-- begin --

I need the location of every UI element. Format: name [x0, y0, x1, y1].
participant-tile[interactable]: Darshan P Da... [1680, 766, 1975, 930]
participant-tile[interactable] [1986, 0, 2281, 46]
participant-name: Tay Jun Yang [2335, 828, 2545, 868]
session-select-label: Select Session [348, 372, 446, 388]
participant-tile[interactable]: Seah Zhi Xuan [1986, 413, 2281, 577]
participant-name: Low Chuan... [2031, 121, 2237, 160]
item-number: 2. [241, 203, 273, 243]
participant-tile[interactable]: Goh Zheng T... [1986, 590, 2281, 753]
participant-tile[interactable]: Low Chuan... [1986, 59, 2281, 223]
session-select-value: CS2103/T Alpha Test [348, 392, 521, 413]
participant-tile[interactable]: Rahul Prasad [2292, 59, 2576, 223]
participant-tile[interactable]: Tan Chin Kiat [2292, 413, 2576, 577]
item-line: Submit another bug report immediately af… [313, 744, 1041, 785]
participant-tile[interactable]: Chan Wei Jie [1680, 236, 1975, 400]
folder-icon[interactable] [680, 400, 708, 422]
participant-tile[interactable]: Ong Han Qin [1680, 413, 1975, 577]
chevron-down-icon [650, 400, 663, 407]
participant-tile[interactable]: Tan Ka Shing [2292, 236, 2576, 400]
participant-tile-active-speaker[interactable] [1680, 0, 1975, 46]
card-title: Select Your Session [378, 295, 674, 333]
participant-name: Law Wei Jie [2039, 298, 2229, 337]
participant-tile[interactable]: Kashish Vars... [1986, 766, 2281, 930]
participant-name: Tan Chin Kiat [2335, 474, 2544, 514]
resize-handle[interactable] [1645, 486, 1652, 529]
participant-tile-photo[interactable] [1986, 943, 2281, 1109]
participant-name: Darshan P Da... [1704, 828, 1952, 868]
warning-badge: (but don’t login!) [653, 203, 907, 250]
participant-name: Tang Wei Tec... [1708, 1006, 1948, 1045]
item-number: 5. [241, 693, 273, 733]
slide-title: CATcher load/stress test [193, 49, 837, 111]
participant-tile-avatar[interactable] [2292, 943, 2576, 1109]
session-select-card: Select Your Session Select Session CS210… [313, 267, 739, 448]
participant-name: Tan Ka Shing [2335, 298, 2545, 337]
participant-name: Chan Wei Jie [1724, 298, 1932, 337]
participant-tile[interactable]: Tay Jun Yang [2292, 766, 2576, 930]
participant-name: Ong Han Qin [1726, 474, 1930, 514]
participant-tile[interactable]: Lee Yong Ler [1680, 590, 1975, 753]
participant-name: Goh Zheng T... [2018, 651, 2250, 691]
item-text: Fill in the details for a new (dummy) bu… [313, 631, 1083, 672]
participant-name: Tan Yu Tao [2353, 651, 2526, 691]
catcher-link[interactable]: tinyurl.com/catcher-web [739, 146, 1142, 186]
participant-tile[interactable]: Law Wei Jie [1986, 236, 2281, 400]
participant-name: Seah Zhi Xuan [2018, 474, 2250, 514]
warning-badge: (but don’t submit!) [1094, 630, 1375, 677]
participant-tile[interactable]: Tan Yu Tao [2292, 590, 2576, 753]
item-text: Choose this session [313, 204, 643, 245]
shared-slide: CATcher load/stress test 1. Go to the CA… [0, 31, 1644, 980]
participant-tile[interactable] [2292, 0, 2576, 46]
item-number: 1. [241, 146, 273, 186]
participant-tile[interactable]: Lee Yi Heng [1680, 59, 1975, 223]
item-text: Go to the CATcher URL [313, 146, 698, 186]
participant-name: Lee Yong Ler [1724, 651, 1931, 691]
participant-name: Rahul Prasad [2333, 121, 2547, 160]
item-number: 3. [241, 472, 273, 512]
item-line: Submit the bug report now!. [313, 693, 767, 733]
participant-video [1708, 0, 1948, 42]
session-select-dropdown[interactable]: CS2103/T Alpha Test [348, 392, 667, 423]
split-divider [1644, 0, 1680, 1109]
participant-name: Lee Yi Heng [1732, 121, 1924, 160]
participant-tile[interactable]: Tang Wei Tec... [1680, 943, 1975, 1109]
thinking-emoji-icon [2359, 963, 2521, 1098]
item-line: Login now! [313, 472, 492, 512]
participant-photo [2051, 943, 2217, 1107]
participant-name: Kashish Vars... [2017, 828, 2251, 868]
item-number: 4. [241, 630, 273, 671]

-- end --

**WRITTEN PROBLEM:**
Which lines of the listing above contain the string "photo"? Return each of them in full, treating case as significant.

**OUTPUT:**
participant-tile-photo[interactable] [1986, 943, 2281, 1109]
participant-photo [2051, 943, 2217, 1107]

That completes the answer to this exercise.